By Garsha Vazirian

The tail that trained the dog to heel

December 8, 2025 - 21:34
From Pollard’s tea party to hidden microphones in Gaza “aid” center—same leash, same blood

TEHRAN – They built the room together. America paid for the walls, the fake grass carpet, and the giant posters of Trump’s twenty-point plan. America flew in the logisticians who know how to move rice through war zones. America even invited a few Dutch and Emirati officers to keep up the pretense of multilateralism.

The mission statement for the Civil-Military Coordination Center (CMCC) was obscene from day one: monitor Palestinians in Gaza and pretend to feed the people that Israel had already deliberately starved into famine while ensuring Palestinians themselves were banned from the table, even from video calls Israeli officers kept cutting off.

Then the Israelis brought the cameras.

Not one discreet lens, but systematic, wall-to-wall recording of every American general, every British diplomat, every furious aside about how the “dual-use” list now bans pencils, paper, and water-purification chemicals while children need to survive.

According to The Guardian, when the U.S. commander of the base, Patrick Frank, finally marched in and demanded the filming stop, the Israeli military shrugged: everything is “transparent.”

The same shrug it gave when StingRays circled the White House, when hundreds of pounds of weapons-grade uranium vanished into Dimona, when Jonathan Pollard handed over the entire U.S. intelligence archive on Arab states, and was later served tea by Ambassador Mike Huckabee.

The cameras in Kiryat Gat are not a scandal. They are the signature on the genocide contract.

The ledger is merciless: NUMEC, krytrons smuggled by Hollywood-style, LAKAM’s decades-long technical robbery, Pollard, Kadish, AIPAC shuttling plans for waging war on Iran, Pegasus on State Department phones, StingRays outside the Oval Office.

Every time the same choreography: Washington mutters privately, Israel denies, Congress votes more money. The dog barks once, the tail wags harder, the bowl—and the bomb rack—gets refilled.

Yes, the dog spies too. The NSA owns Netanyahu’s phone the way it owns everyone else’s. But the asymmetry is grotesque: when Israel gets caught stealing the keys to America’s secrets, America apologizes for misplacing them and sends another $17.9 billion. When anyone else tries it, they get sanctions, drone strikes, and a color revolution before the sun comes up.

Some days, the genocidal tail looks downright monstrous for the dog, too. A regime that, with its lobby muscle—Adelson’s hundreds of millions, AIPAC’s war chests, instant smears of antisemitism—can buy Congress with a napkin, fire university presidents for tolerating “ceasefire” chants, brand dissent “antisemitism,” silence Americans, crown Pollard a hero with ambassadorial tea, and keep the deliberate USS Liberty massacre forever filed as “mistake.”
□ □ □ □
**TASKS AND EXERCISES:**
1. Translate this sentence from the opinion piece on the Gaza coordination center into Spanish: "The cameras in Kiryat Gat are not a scandal."
2. Say whether each statement agrees with the opinion piece on the Gaza coordination center. Answer yes or no, quoting the words from the piece that decide it. (a) Patrick Frank was the U.S. commander of the base. (b) Palestinians were given a place at the table in the center. (c) The NSA has access to Netanyahu's phone.
None of the entries are needed for the tasks.

(Document structure recognition data)
□ □ □ □
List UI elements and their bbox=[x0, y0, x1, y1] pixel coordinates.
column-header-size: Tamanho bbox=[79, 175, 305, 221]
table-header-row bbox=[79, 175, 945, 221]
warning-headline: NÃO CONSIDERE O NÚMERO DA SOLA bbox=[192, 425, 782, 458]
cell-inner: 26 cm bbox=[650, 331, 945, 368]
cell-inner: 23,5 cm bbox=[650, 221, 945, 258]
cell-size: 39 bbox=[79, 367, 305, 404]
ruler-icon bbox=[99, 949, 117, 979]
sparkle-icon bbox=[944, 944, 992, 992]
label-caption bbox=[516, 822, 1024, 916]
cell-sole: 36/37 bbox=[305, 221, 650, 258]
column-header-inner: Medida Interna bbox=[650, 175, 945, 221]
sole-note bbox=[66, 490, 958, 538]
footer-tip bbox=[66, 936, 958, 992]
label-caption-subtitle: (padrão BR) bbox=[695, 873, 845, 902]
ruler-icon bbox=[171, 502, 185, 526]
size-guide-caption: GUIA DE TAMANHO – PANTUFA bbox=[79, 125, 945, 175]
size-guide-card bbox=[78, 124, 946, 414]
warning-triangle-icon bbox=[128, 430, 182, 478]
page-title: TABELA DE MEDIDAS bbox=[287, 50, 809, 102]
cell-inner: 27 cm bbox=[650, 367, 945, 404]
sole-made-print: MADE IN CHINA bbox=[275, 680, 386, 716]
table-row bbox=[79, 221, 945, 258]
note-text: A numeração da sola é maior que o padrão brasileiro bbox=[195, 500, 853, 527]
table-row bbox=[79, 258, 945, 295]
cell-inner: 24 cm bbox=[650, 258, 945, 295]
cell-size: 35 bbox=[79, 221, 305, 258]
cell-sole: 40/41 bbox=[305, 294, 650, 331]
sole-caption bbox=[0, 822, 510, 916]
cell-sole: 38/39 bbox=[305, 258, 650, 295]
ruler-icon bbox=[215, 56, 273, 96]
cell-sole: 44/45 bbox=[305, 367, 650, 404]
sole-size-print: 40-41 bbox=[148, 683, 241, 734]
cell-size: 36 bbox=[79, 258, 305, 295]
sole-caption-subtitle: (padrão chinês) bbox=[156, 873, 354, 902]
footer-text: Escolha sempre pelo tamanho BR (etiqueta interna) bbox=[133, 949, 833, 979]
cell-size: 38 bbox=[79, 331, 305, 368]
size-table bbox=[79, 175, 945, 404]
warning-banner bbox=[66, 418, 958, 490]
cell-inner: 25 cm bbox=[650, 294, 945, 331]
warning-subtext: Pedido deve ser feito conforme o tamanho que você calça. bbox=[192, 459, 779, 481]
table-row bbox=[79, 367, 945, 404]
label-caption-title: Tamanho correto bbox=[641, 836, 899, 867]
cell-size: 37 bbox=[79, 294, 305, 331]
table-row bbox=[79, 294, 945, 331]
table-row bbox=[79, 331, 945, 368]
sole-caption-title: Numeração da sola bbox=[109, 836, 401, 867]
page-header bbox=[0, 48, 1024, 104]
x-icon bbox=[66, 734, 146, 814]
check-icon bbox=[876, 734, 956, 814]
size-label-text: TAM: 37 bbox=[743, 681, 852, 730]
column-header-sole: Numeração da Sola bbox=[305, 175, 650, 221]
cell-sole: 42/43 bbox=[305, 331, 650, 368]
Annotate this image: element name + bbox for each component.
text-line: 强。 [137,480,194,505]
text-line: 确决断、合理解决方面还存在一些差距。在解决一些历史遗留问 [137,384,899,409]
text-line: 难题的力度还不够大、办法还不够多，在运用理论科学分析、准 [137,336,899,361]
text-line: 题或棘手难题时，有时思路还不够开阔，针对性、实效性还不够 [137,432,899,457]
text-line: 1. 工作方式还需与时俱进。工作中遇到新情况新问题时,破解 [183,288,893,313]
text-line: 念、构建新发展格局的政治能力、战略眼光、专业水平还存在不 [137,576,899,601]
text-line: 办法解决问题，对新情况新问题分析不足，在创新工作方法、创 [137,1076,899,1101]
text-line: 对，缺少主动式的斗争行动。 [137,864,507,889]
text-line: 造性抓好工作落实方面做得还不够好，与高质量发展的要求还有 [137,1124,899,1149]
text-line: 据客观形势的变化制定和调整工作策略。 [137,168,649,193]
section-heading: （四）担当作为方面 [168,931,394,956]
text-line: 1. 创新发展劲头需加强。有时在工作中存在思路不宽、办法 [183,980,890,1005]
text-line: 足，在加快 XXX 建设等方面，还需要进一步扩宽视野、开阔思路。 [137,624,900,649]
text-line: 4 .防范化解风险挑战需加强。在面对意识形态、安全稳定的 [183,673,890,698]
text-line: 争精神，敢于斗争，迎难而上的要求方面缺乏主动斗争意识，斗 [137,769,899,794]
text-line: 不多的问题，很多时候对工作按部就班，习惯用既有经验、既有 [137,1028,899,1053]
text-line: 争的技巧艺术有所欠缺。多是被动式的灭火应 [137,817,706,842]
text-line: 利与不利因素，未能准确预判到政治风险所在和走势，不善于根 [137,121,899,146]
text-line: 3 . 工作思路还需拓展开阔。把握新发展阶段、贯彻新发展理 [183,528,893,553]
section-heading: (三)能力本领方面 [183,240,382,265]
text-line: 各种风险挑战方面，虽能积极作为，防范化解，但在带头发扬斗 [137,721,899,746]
□ □ □ □
**ANSWER SET:**
1. Las cámaras en Kiryat Gat no son un escándalo.

2.
(a) Yes: "the U.S. commander of the base, Patrick Frank"
(b) No: "Palestinians themselves were banned from the table"
(c) Yes: "The NSA owns Netanyahu’s phone"